Short task: Update the part of the material that opens at its start and closes with the line containing "dsp-title: DIGITAL SIGNAL", changing "CONVERSION SECTION" to "CONVERTER SECTION" and leaving everything else as it is.

[Region and label listings]
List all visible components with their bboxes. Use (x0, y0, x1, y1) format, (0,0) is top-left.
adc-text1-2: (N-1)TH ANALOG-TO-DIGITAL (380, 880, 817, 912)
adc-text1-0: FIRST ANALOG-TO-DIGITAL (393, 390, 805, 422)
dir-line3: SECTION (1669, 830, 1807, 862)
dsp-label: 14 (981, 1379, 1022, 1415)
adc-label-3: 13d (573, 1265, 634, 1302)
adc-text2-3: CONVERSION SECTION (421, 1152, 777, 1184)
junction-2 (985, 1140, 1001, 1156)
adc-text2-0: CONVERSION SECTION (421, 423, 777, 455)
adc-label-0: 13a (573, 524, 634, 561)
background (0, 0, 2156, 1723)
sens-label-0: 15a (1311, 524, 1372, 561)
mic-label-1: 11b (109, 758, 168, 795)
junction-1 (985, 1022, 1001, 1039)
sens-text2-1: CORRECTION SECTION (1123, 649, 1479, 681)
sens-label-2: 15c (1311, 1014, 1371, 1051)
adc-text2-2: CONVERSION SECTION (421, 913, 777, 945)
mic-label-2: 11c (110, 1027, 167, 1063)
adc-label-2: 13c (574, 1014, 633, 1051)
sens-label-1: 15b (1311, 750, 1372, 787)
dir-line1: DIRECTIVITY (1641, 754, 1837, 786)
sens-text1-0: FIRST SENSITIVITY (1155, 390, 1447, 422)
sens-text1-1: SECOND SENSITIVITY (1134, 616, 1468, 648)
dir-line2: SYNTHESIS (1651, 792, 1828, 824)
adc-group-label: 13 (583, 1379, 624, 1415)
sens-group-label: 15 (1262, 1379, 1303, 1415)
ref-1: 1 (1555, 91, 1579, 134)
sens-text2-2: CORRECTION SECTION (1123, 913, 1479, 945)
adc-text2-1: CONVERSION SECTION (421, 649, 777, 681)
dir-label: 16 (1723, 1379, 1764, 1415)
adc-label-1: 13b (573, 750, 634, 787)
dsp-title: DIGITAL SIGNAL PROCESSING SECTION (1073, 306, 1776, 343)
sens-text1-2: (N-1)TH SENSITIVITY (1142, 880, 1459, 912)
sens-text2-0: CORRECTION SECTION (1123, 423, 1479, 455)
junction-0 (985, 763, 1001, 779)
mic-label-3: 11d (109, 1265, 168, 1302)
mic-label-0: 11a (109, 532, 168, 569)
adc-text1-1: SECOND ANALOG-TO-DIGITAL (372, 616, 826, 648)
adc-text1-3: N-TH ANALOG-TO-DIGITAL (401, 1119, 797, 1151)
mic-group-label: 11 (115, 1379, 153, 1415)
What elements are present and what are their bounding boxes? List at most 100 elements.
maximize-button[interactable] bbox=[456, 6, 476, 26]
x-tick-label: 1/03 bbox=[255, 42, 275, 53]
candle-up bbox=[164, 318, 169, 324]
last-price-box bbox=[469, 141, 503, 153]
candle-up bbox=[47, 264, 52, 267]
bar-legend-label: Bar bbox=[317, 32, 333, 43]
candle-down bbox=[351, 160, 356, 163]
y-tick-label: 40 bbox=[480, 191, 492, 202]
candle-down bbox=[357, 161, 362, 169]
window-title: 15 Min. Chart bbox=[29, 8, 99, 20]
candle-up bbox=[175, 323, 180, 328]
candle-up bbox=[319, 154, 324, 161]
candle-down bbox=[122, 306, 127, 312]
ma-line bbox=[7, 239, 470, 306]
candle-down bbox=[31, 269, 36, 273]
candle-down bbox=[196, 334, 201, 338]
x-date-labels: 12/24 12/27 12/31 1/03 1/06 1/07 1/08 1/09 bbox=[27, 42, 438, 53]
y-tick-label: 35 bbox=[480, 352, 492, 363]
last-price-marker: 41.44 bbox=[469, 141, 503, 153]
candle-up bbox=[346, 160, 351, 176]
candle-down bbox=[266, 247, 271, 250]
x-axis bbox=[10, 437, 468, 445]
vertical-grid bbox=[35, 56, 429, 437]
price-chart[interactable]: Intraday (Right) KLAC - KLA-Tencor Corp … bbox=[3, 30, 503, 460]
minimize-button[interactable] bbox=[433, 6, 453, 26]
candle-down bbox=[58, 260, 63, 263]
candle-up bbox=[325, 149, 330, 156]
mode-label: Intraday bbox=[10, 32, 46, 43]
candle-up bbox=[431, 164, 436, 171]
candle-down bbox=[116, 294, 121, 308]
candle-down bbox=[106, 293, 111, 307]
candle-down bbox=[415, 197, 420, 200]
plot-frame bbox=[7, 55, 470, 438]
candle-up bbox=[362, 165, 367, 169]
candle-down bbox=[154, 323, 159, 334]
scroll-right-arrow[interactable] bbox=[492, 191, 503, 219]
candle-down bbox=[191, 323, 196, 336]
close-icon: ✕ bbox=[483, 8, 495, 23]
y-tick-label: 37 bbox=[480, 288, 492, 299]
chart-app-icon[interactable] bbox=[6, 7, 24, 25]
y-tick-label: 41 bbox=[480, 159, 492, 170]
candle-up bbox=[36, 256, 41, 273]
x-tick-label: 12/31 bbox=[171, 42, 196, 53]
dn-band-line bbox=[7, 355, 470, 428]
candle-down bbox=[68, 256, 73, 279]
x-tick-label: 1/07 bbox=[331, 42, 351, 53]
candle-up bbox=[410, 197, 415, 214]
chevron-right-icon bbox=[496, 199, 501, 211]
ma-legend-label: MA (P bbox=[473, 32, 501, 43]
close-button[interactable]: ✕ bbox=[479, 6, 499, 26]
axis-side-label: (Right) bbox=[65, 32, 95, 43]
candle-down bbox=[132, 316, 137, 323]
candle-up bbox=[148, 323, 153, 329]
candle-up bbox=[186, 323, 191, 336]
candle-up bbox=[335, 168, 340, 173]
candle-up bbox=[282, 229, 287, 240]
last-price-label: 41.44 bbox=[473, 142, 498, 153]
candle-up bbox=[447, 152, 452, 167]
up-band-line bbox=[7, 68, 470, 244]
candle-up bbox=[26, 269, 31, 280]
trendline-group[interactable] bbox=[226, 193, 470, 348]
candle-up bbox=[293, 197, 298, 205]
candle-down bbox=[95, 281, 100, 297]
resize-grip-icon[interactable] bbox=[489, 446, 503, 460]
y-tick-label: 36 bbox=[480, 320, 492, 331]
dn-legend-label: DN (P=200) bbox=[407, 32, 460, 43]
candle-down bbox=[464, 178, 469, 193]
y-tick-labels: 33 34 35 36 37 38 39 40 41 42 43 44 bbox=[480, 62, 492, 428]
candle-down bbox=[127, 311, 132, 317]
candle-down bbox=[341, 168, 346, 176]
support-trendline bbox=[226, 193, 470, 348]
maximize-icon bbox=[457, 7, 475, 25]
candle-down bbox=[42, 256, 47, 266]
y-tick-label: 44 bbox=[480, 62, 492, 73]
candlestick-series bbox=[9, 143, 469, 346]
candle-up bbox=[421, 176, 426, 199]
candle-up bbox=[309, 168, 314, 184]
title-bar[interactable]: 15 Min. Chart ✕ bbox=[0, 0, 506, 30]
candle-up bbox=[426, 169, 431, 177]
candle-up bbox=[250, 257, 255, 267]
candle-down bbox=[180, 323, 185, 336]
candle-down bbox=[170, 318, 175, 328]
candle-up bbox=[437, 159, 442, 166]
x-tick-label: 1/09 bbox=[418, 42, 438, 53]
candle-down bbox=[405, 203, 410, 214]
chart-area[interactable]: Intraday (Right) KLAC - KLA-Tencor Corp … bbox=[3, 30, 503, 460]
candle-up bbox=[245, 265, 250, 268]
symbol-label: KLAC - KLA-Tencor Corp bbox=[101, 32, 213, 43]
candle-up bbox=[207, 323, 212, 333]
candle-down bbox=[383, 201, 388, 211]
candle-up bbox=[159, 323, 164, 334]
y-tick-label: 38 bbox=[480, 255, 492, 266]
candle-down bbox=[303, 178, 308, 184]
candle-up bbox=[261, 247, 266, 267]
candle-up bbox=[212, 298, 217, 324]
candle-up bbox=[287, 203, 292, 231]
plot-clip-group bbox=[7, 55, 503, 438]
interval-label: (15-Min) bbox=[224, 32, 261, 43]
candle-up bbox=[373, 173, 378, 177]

Answer:
List all visible components with their bboxes. Use (x0, y0, x1, y1) format, (0,0) is top-left.
adc-text1-2: (N-1)TH ANALOG-TO-DIGITAL (380, 880, 817, 912)
adc-text1-0: FIRST ANALOG-TO-DIGITAL (393, 390, 805, 422)
dir-line3: SECTION (1669, 830, 1807, 862)
dsp-label: 14 (981, 1379, 1022, 1415)
adc-label-3: 13d (573, 1265, 634, 1302)
adc-text2-3: CONVERTER SECTION (421, 1152, 777, 1184)
junction-2 (985, 1140, 1001, 1156)
adc-text2-0: CONVERTER SECTION (421, 423, 777, 455)
adc-label-0: 13a (573, 524, 634, 561)
background (0, 0, 2156, 1723)
sens-label-0: 15a (1311, 524, 1372, 561)
mic-label-1: 11b (109, 758, 168, 795)
junction-1 (985, 1022, 1001, 1039)
sens-text2-1: CORRECTION SECTION (1123, 649, 1479, 681)
sens-label-2: 15c (1311, 1014, 1371, 1051)
adc-text2-2: CONVERTER SECTION (421, 913, 777, 945)
mic-label-2: 11c (110, 1027, 167, 1063)
adc-label-2: 13c (574, 1014, 633, 1051)
sens-label-1: 15b (1311, 750, 1372, 787)
dir-line1: DIRECTIVITY (1641, 754, 1837, 786)
sens-text1-0: FIRST SENSITIVITY (1155, 390, 1447, 422)
sens-text1-1: SECOND SENSITIVITY (1134, 616, 1468, 648)
dir-line2: SYNTHESIS (1651, 792, 1828, 824)
adc-group-label: 13 (583, 1379, 624, 1415)
sens-group-label: 15 (1262, 1379, 1303, 1415)
ref-1: 1 (1555, 91, 1579, 134)
sens-text2-2: CORRECTION SECTION (1123, 913, 1479, 945)
adc-text2-1: CONVERTER SECTION (421, 649, 777, 681)
dir-label: 16 (1723, 1379, 1764, 1415)
adc-label-1: 13b (573, 750, 634, 787)
dsp-title: DIGITAL SIGNAL PROCESSING SECTION (1073, 306, 1776, 343)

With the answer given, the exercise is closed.